## Information shown
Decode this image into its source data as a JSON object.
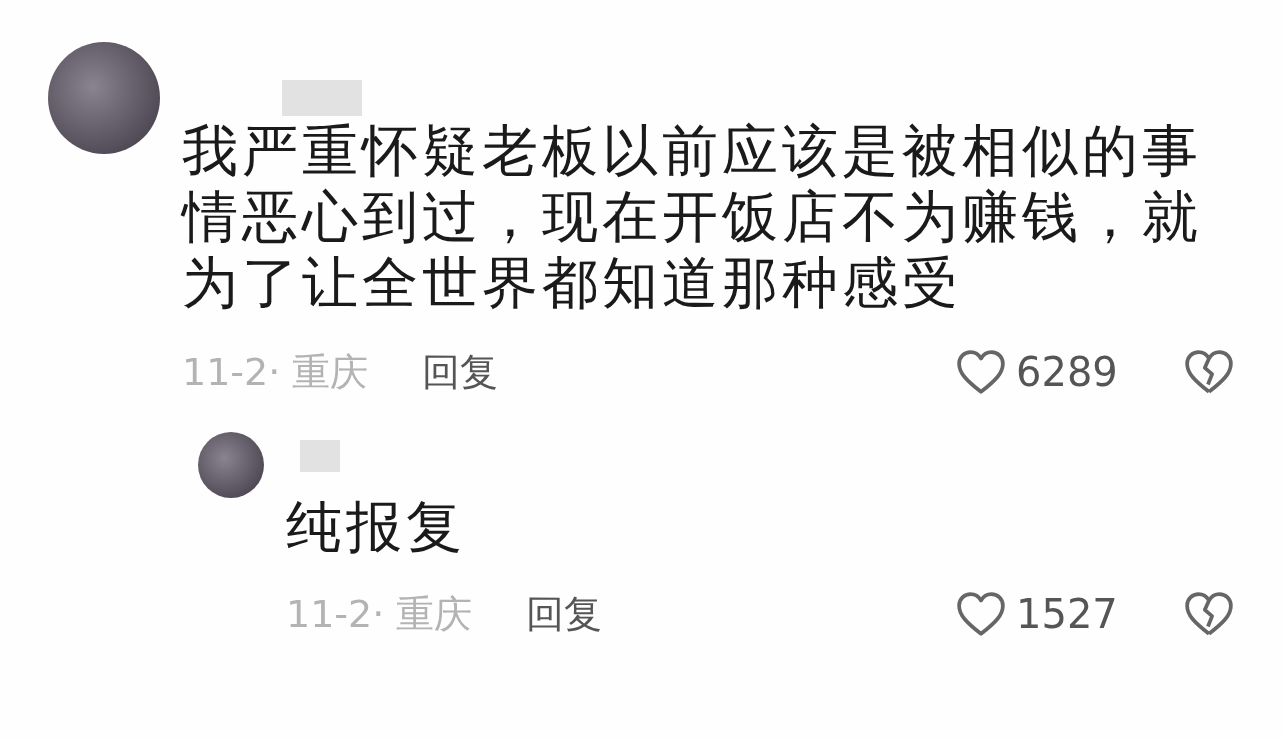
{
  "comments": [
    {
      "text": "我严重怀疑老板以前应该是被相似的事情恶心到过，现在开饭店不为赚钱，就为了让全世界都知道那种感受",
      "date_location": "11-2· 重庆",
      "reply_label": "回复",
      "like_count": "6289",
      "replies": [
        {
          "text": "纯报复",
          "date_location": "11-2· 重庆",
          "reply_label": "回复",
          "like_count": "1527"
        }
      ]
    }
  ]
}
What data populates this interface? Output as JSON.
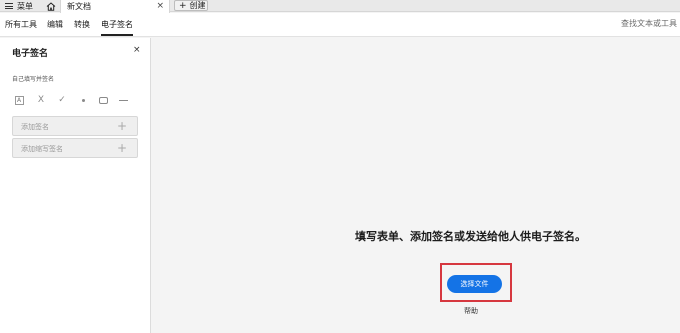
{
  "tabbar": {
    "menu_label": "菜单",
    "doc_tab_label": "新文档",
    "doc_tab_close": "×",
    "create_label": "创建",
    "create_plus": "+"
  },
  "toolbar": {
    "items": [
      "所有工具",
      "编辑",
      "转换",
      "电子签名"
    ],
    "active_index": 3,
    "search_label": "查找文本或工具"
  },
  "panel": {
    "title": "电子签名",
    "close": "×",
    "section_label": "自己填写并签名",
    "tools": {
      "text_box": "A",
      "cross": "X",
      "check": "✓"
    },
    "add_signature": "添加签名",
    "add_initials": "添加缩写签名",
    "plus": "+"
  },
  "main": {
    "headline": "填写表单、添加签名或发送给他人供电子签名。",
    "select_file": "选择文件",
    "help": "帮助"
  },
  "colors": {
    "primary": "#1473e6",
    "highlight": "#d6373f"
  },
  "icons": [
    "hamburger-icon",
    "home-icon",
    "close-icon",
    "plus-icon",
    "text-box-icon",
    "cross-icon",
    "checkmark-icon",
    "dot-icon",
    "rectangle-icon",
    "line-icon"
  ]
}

## Task to complete
Exactly reproduce the lines beginning at the one that contains "What data populates" and ending at the final line of the material, with the pictures left out.

## Exercise solution
What data populates this interface? Output as JSON.
{
  "tabbar": {
    "menu_label": "菜单",
    "doc_tab_label": "新文档",
    "doc_tab_close": "×",
    "create_label": "创建",
    "create_plus": "+"
  },
  "toolbar": {
    "items": [
      "所有工具",
      "编辑",
      "转换",
      "电子签名"
    ],
    "active_index": 3,
    "search_label": "查找文本或工具"
  },
  "panel": {
    "title": "电子签名",
    "close": "×",
    "section_label": "自己填写并签名",
    "tools": {
      "text_box": "A",
      "cross": "X",
      "check": "✓"
    },
    "add_signature": "添加签名",
    "add_initials": "添加缩写签名",
    "plus": "+"
  },
  "main": {
    "headline": "填写表单、添加签名或发送给他人供电子签名。",
    "select_file": "选择文件",
    "help": "帮助"
  },
  "colors": {
    "primary": "#1473e6",
    "highlight": "#d6373f"
  },
  "icons": [
    "hamburger-icon",
    "home-icon",
    "close-icon",
    "plus-icon",
    "text-box-icon",
    "cross-icon",
    "checkmark-icon",
    "dot-icon",
    "rectangle-icon",
    "line-icon"
  ]
}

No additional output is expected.